STATED TASK:
Print the stretch of entries from the line that contains "List 82 of the" through the line that contains "x-tick-label: 14 [372,602,390,614]", both ends included, copying each line exactly as it appears.

══ EXTRACTED MATERIAL

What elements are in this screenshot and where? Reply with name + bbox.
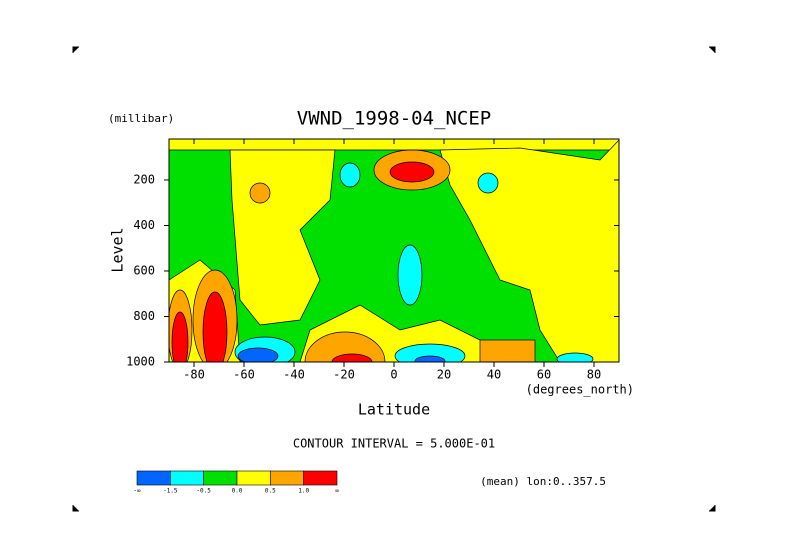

════
══ EXTRACTED MATERIAL

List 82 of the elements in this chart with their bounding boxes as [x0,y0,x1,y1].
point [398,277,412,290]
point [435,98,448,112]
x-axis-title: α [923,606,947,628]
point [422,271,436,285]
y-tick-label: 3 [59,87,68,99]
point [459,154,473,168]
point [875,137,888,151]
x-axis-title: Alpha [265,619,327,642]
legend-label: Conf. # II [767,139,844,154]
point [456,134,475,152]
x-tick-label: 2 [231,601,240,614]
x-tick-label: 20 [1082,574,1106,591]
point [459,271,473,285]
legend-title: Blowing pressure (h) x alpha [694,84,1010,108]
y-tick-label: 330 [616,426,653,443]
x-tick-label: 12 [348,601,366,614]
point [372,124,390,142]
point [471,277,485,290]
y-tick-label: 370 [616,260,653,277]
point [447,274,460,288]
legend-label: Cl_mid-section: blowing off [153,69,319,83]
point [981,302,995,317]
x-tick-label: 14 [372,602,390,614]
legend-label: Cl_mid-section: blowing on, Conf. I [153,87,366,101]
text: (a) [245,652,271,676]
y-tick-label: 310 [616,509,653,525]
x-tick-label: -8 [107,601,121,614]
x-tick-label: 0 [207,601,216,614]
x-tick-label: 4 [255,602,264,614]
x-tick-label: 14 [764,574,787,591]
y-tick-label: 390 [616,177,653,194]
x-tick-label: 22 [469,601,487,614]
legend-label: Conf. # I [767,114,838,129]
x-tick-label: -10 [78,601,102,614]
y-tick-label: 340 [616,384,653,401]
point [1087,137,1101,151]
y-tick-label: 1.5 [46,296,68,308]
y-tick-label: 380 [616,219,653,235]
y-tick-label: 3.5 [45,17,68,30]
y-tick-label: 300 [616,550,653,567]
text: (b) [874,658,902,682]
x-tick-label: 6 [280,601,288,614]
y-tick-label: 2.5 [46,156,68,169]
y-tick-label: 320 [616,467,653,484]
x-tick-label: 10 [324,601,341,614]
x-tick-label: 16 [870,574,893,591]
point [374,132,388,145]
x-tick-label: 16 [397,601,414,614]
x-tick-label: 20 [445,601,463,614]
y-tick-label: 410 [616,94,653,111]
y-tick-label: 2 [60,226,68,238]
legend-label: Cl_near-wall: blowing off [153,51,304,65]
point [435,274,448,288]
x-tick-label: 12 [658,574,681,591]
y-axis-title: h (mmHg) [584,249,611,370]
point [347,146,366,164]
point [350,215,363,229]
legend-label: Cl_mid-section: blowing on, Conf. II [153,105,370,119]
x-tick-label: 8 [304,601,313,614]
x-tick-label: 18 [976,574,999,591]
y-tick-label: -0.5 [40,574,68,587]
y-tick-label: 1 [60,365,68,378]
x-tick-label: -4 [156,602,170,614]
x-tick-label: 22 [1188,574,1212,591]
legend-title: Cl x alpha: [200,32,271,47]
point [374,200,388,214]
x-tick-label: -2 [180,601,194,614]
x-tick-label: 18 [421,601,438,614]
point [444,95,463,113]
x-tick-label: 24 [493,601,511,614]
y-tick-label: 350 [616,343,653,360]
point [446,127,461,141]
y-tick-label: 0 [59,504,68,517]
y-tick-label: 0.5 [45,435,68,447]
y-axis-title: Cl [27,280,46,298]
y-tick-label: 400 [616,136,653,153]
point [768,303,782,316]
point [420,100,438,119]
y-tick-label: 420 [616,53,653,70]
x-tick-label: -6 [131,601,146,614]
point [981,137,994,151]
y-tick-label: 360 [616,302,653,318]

════

RESULT OF THE TASK:
List 82 of the elements in this chart with their bounding boxes as [x0,y0,x1,y1].
point [398,277,412,290]
point [435,98,448,112]
x-axis-title: α [923,606,947,628]
point [422,271,436,285]
y-tick-label: 3 [59,87,68,99]
point [459,154,473,168]
point [875,137,888,151]
x-axis-title: Alpha [265,619,327,642]
legend-label: Conf. # II [767,139,844,154]
point [456,134,475,152]
x-tick-label: 2 [231,601,240,614]
x-tick-label: 20 [1082,574,1106,591]
point [459,271,473,285]
legend-title: Blowing pressure (h) x alpha [694,84,1010,108]
y-tick-label: 330 [616,426,653,443]
x-tick-label: 12 [348,601,366,614]
point [372,124,390,142]
point [471,277,485,290]
y-tick-label: 370 [616,260,653,277]
point [447,274,460,288]
legend-label: Cl_mid-section: blowing off [153,69,319,83]
point [981,302,995,317]
x-tick-label: 14 [372,602,390,614]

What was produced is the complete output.